• **AIM**
Where does the string "Deep" appear in the records? Copy every line that contains it.

+++ LISTING +++

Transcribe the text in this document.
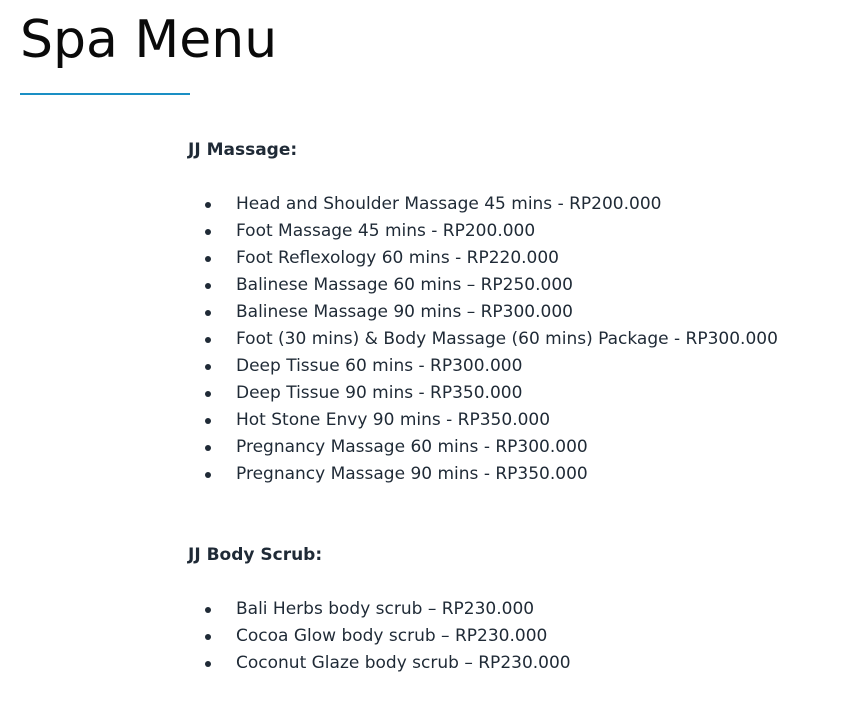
Spa Menu
JJ Massage:
Head and Shoulder Massage 45 mins - RP200.000
Foot Massage 45 mins - RP200.000
Foot Reflexology 60 mins - RP220.000
Balinese Massage 60 mins – RP250.000
Balinese Massage 90 mins – RP300.000
Foot (30 mins) & Body Massage (60 mins) Package - RP300.000
Deep Tissue 60 mins - RP300.000
Deep Tissue 90 mins - RP350.000
Hot Stone Envy 90 mins - RP350.000
Pregnancy Massage 60 mins - RP300.000
Pregnancy Massage 90 mins - RP350.000
JJ Body Scrub:
Bali Herbs body scrub – RP230.000
Cocoa Glow body scrub – RP230.000
Coconut Glaze body scrub – RP230.000
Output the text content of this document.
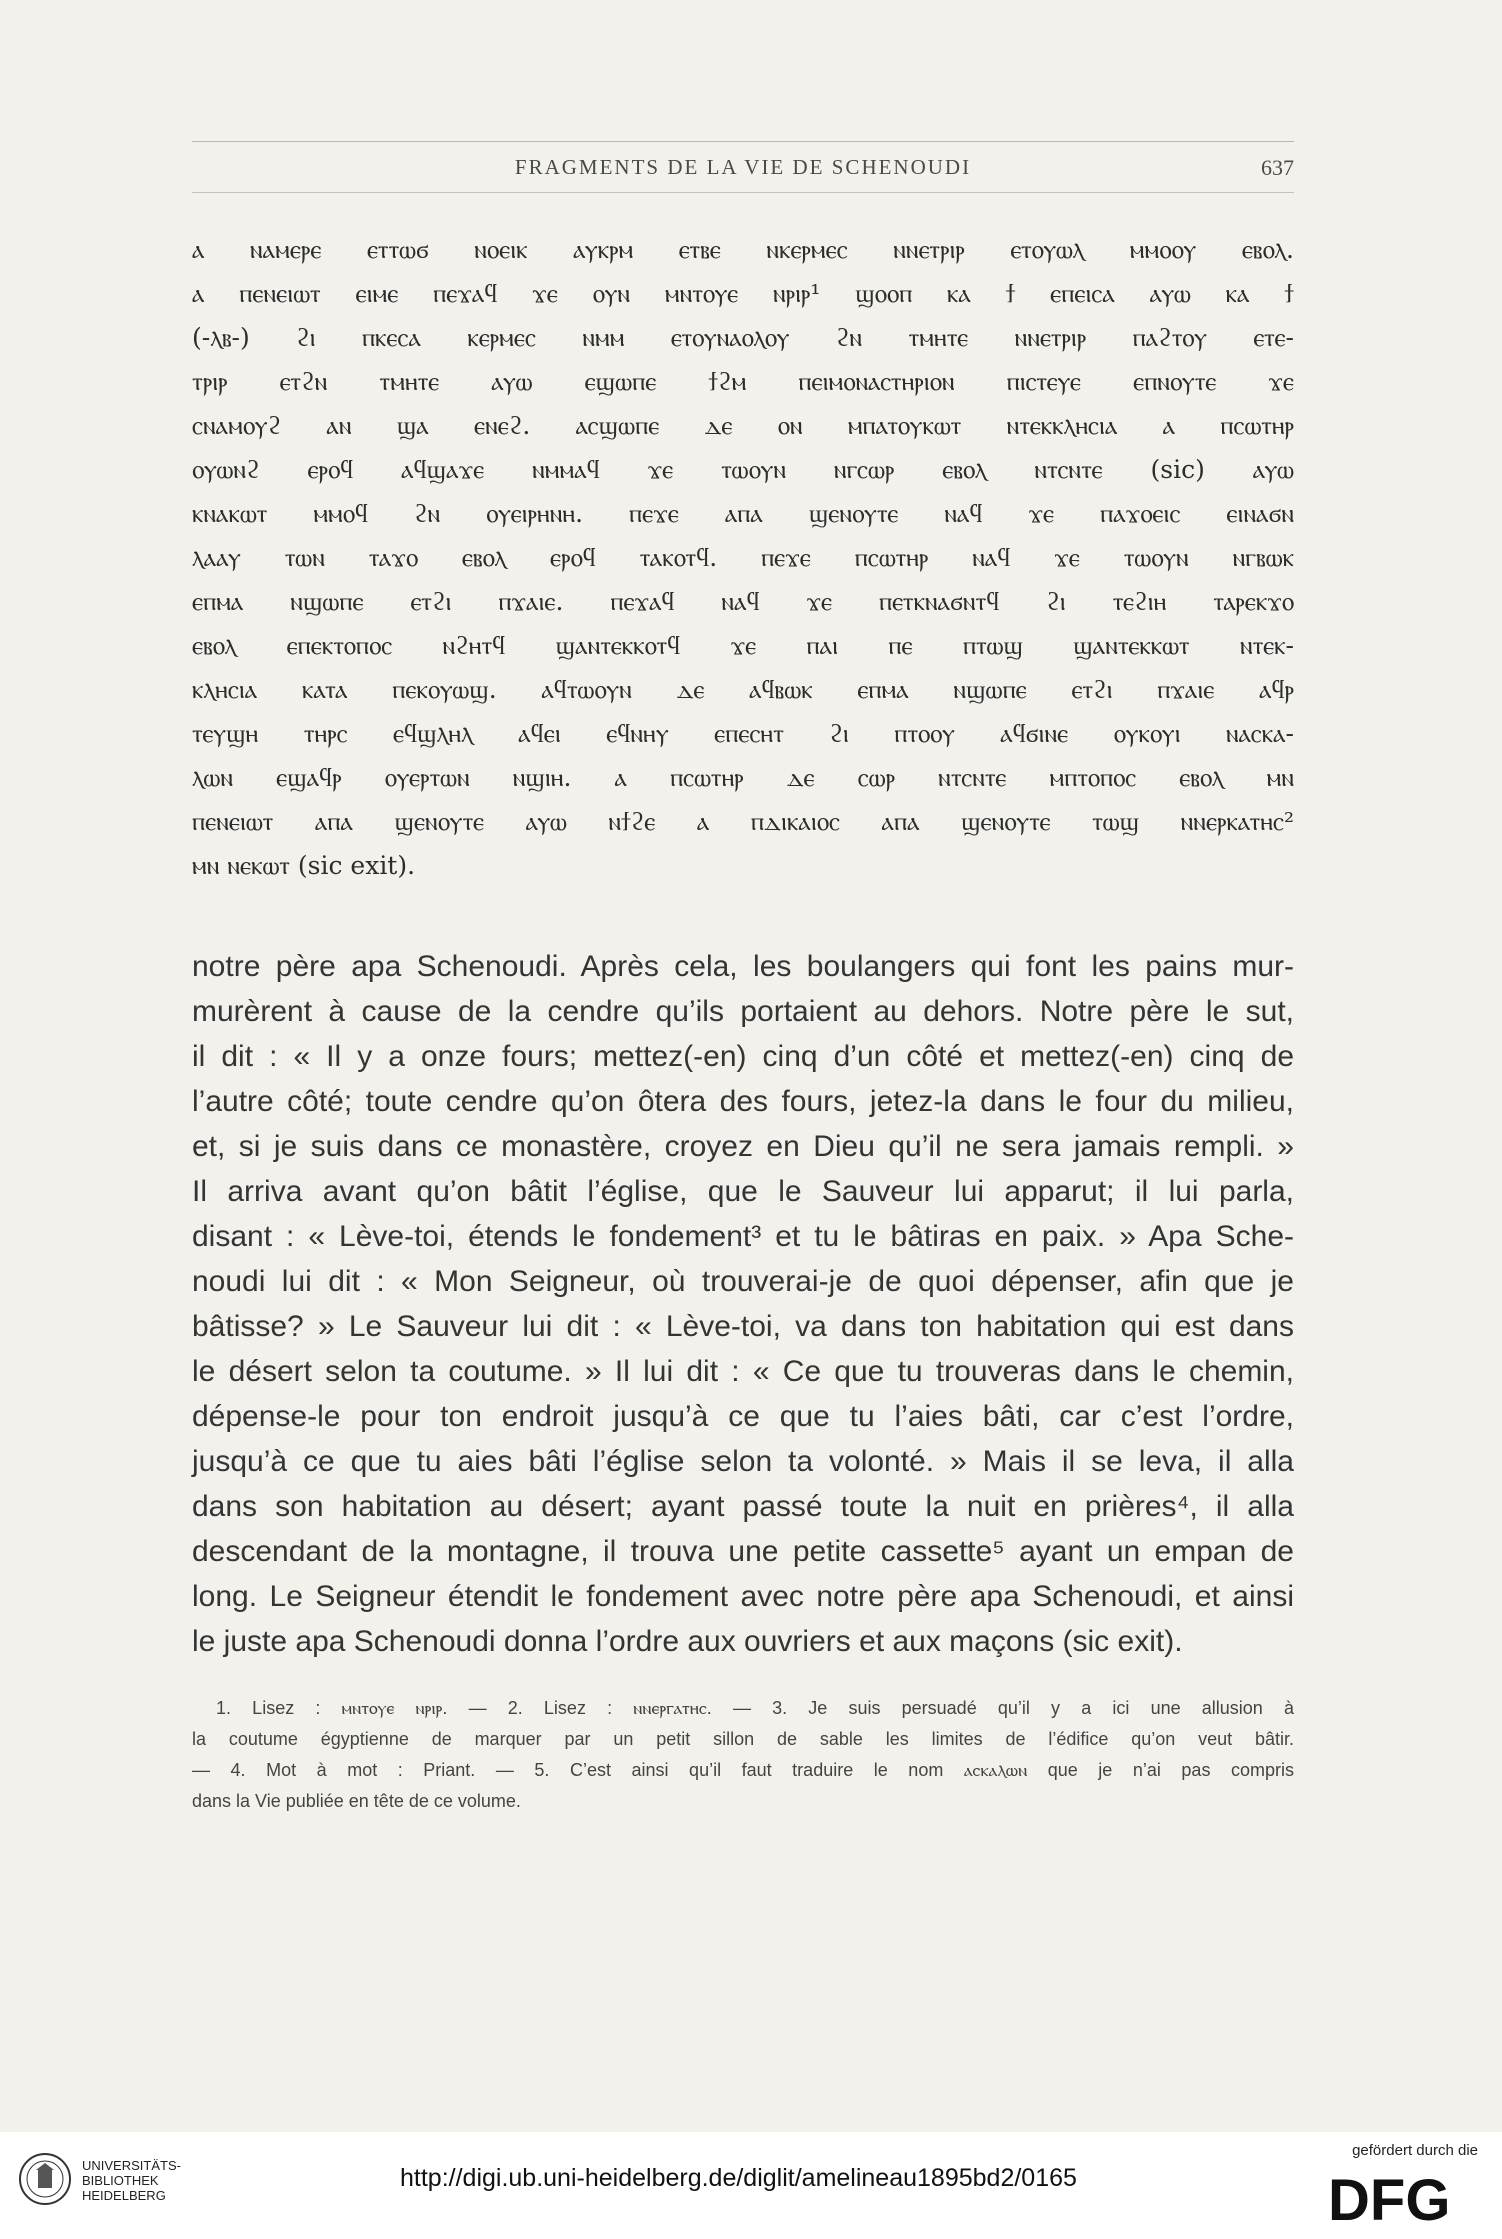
FRAGMENTS DE LA VIE DE SCHENOUDI	637
ⲁ ⲛⲁⲙⲉⲣⲉ ⲉⲧⲧⲱϭ ⲛⲟⲉⲓⲕ ⲁⲩⲕⲣⲙ ⲉⲧⲃⲉ ⲛⲕⲉⲣⲙⲉⲥ ⲛⲛⲉⲧⲣⲓⲣ ⲉⲧⲟⲩⲱⲗ ⲙⲙⲟⲟⲩ ⲉⲃⲟⲗ.
ⲁ ⲡⲉⲛⲉⲓⲱⲧ ⲉⲓⲙⲉ ⲡⲉϫⲁϥ ϫⲉ ⲟⲩⲛ ⲙⲛⲧⲟⲩⲉ ⲛⲣⲓⲣ¹ ϣⲟⲟⲡ ⲕⲁ ϯ ⲉⲡⲉⲓⲥⲁ ⲁⲩⲱ ⲕⲁ ϯ
(-ⲗⲃ-) ϩⲓ ⲡⲕⲉⲥⲁ ⲕⲉⲣⲙⲉⲥ ⲛⲙⲙ ⲉⲧⲟⲩⲛⲁⲟⲗⲟⲩ ϩⲛ ⲧⲙⲏⲧⲉ ⲛⲛⲉⲧⲣⲓⲣ ⲡⲁϩⲧⲟⲩ ⲉⲧⲉ-
ⲧⲣⲓⲣ ⲉⲧϩⲛ ⲧⲙⲏⲧⲉ ⲁⲩⲱ ⲉϣⲱⲡⲉ ϯϩⲙ ⲡⲉⲓⲙⲟⲛⲁⲥⲧⲏⲣⲓⲟⲛ ⲡⲓⲥⲧⲉⲩⲉ ⲉⲡⲛⲟⲩⲧⲉ ϫⲉ
ⲥⲛⲁⲙⲟⲩϩ ⲁⲛ ϣⲁ ⲉⲛⲉϩ. ⲁⲥϣⲱⲡⲉ ⲇⲉ ⲟⲛ ⲙⲡⲁⲧⲟⲩⲕⲱⲧ ⲛⲧⲉⲕⲕⲗⲏⲥⲓⲁ ⲁ ⲡⲥⲱⲧⲏⲣ
ⲟⲩⲱⲛϩ ⲉⲣⲟϥ ⲁϥϣⲁϫⲉ ⲛⲙⲙⲁϥ ϫⲉ ⲧⲱⲟⲩⲛ ⲛⲅⲥⲱⲣ ⲉⲃⲟⲗ ⲛⲧⲥⲛⲧⲉ (sic) ⲁⲩⲱ
ⲕⲛⲁⲕⲱⲧ ⲙⲙⲟϥ ϩⲛ ⲟⲩⲉⲓⲣⲏⲛⲏ. ⲡⲉϫⲉ ⲁⲡⲁ ϣⲉⲛⲟⲩⲧⲉ ⲛⲁϥ ϫⲉ ⲡⲁϫⲟⲉⲓⲥ ⲉⲓⲛⲁϭⲛ
ⲗⲁⲁⲩ ⲧⲱⲛ ⲧⲁϫⲟ ⲉⲃⲟⲗ ⲉⲣⲟϥ ⲧⲁⲕⲟⲧϥ. ⲡⲉϫⲉ ⲡⲥⲱⲧⲏⲣ ⲛⲁϥ ϫⲉ ⲧⲱⲟⲩⲛ ⲛⲅⲃⲱⲕ
ⲉⲡⲙⲁ ⲛϣⲱⲡⲉ ⲉⲧϩⲓ ⲡϫⲁⲓⲉ. ⲡⲉϫⲁϥ ⲛⲁϥ ϫⲉ ⲡⲉⲧⲕⲛⲁϭⲛⲧϥ ϩⲓ ⲧⲉϩⲓⲏ ⲧⲁⲣⲉⲕϫⲟ
ⲉⲃⲟⲗ ⲉⲡⲉⲕⲧⲟⲡⲟⲥ ⲛϩⲏⲧϥ ϣⲁⲛⲧⲉⲕⲕⲟⲧϥ ϫⲉ ⲡⲁⲓ ⲡⲉ ⲡⲧⲱϣ ϣⲁⲛⲧⲉⲕⲕⲱⲧ ⲛⲧⲉⲕ-
ⲕⲗⲏⲥⲓⲁ ⲕⲁⲧⲁ ⲡⲉⲕⲟⲩⲱϣ. ⲁϥⲧⲱⲟⲩⲛ ⲇⲉ ⲁϥⲃⲱⲕ ⲉⲡⲙⲁ ⲛϣⲱⲡⲉ ⲉⲧϩⲓ ⲡϫⲁⲓⲉ ⲁϥⲣ
ⲧⲉⲩϣⲏ ⲧⲏⲣⲥ ⲉϥϣⲗⲏⲗ ⲁϥⲉⲓ ⲉϥⲛⲏⲩ ⲉⲡⲉⲥⲏⲧ ϩⲓ ⲡⲧⲟⲟⲩ ⲁϥϭⲓⲛⲉ ⲟⲩⲕⲟⲩⲓ ⲛⲁⲥⲕⲁ-
ⲗⲱⲛ ⲉϣⲁϥⲣ ⲟⲩⲉⲣⲧⲱⲛ ⲛϣⲓⲏ. ⲁ ⲡⲥⲱⲧⲏⲣ ⲇⲉ ⲥⲱⲣ ⲛⲧⲥⲛⲧⲉ ⲙⲡⲧⲟⲡⲟⲥ ⲉⲃⲟⲗ ⲙⲛ
ⲡⲉⲛⲉⲓⲱⲧ ⲁⲡⲁ ϣⲉⲛⲟⲩⲧⲉ ⲁⲩⲱ ⲛϯϩⲉ ⲁ ⲡⲇⲓⲕⲁⲓⲟⲥ ⲁⲡⲁ ϣⲉⲛⲟⲩⲧⲉ ⲧⲱϣ ⲛⲛⲉⲣⲕⲁⲧⲏⲥ²
ⲙⲛ ⲛⲉⲕⲱⲧ (sic exit).
notre père apa Schenoudi. Après cela, les boulangers qui font les pains mur-
murèrent à cause de la cendre qu’ils portaient au dehors. Notre père le sut,
il dit : « Il y a onze fours; mettez(-en) cinq d’un côté et mettez(-en) cinq de
l’autre côté; toute cendre qu’on ôtera des fours, jetez-la dans le four du milieu,
et, si je suis dans ce monastère, croyez en Dieu qu’il ne sera jamais rempli. »
Il arriva avant qu’on bâtit l’église, que le Sauveur lui apparut; il lui parla,
disant : « Lève-toi, étends le fondement³ et tu le bâtiras en paix. » Apa Sche-
noudi lui dit : « Mon Seigneur, où trouverai-je de quoi dépenser, afin que je
bâtisse? » Le Sauveur lui dit : « Lève-toi, va dans ton habitation qui est dans
le désert selon ta coutume. » Il lui dit : « Ce que tu trouveras dans le chemin,
dépense-le pour ton endroit jusqu’à ce que tu l’aies bâti, car c’est l’ordre,
jusqu’à ce que tu aies bâti l’église selon ta volonté. » Mais il se leva, il alla
dans son habitation au désert; ayant passé toute la nuit en prières⁴, il alla
descendant de la montagne, il trouva une petite cassette⁵ ayant un empan de
long. Le Seigneur étendit le fondement avec notre père apa Schenoudi, et ainsi
le juste apa Schenoudi donna l’ordre aux ouvriers et aux maçons (sic exit).
1. Lisez : ⲙⲛⲧⲟⲩⲉ ⲛⲣⲓⲣ. — 2. Lisez : ⲛⲛⲉⲣⲅⲁⲧⲏⲥ. — 3. Je suis persuadé qu’il y a ici une allusion à
la coutume égyptienne de marquer par un petit sillon de sable les limites de l’édifice qu’on veut bâtir.
— 4. Mot à mot : Priant. — 5. C’est ainsi qu’il faut traduire le nom ⲁⲥⲕⲁⲗⲱⲛ que je n’ai pas compris
dans la Vie publiée en tête de ce volume.
UNIVERSITÄTS-
BIBLIOTHEK
HEIDELBERG
http://digi.ub.uni-heidelberg.de/diglit/amelineau1895bd2/0165
gefördert durch die
DFG
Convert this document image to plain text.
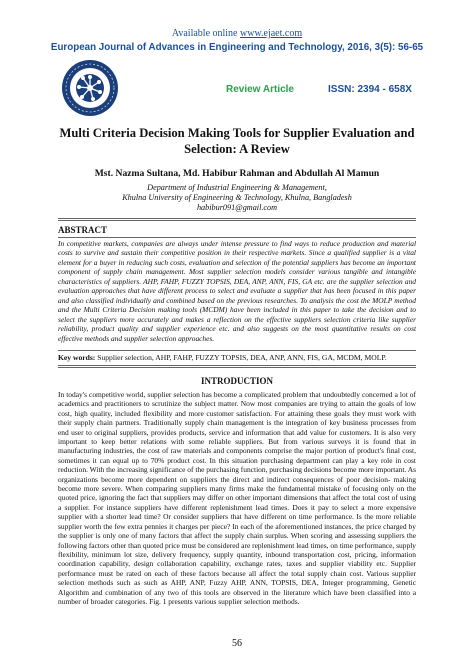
Available online www.ejaet.com
European Journal of Advances in Engineering and Technology, 2016, 3(5): 56-65
Review Article	ISSN: 2394 - 658X
Multi Criteria Decision Making Tools for Supplier Evaluation and Selection: A Review
Mst. Nazma Sultana, Md. Habibur Rahman and Abdullah Al Mamun
Department of Industrial Engineering & Management,
Khulna University of Engineering & Technology, Khulna, Bangladesh
habibur091@gmail.com
ABSTRACT
In competitive markets, companies are always under intense pressure to find ways to reduce production and material costs to survive and sustain their competitive position in their respective markets. Since a qualified supplier is a vital element for a buyer in reducing such costs, evaluation and selection of the potential suppliers has become an important component of supply chain management. Most supplier selection models consider various tangible and intangible characteristics of suppliers. AHP, FAHP, FUZZY TOPSIS, DEA, ANP, ANN, FIS, GA etc. are the supplier selection and evaluation approaches that have different process to select and evaluate a supplier that has been focused in this paper and also classified individually and combined based on the previous researches. To analysis the cost the MOLP method and the Multi Criteria Decision making tools (MCDM) have been included in this paper to take the decision and to select the suppliers more accurately and makes a reflection on the effective suppliers selection criteria like supplier reliability, product quality and supplier experience etc. and also suggests on the most quantitative results on cost effective methods and supplier selection approaches.
Key words: Supplier selection, AHP, FAHP, FUZZY TOPSIS, DEA, ANP, ANN, FIS, GA, MCDM, MOLP.
INTRODUCTION
In today's competitive world, supplier selection has become a complicated problem that undoubtedly concerned a lot of academics and practitioners to scrutinize the subject matter. Now most companies are trying to attain the goals of low cost, high quality, included flexibility and more customer satisfaction. For attaining these goals they must work with their supply chain partners. Traditionally supply chain management is the integration of key business processes from end user to original suppliers, provides products, service and information that add value for customers. It is also very important to keep better relations with some reliable suppliers. But from various surveys it is found that in manufacturing industries, the cost of raw materials and components comprise the major portion of product's final cost, sometimes it can equal up to 70% product cost. In this situation purchasing department can play a key role in cost reduction. With the increasing significance of the purchasing function, purchasing decisions become more important. As organizations become more dependent on suppliers the direct and indirect consequences of poor decision- making become more severe. When comparing suppliers many firms make the fundamental mistake of focusing only on the quoted price, ignoring the fact that suppliers may differ on other important dimensions that affect the total cost of using a supplier. For instance suppliers have different replenishment lead times. Does it pay to select a more expensive supplier with a shorter lead time? Or consider suppliers that have different on time performance. Is the more reliable supplier worth the few extra pennies it charges per piece? In each of the aforementioned instances, the price charged by the supplier is only one of many factors that affect the supply chain surplus. When scoring and assessing suppliers the following factors other than quoted price must be considered are replenishment lead times, on time performance, supply flexibility, minimum lot size, delivery frequency, supply quantity, inbound transportation cost, pricing, information coordination capability, design collaboration capability, exchange rates, taxes and supplier viability etc. Supplier performance must be rated on each of these factors because all affect the total supply chain cost. Various supplier selection methods such as such as AHP, ANP, Fuzzy AHP, ANN, TOPSIS, DEA, Integer programming, Genetic Algorithm and combination of any two of this tools are observed in the literature which have been classified into a number of broader categories. Fig. 1 presents various supplier selection methods.
56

+++

• **FULL RESPONSE**
Deep Tissue 60 mins - RP300.000
Deep Tissue 90 mins - RP350.000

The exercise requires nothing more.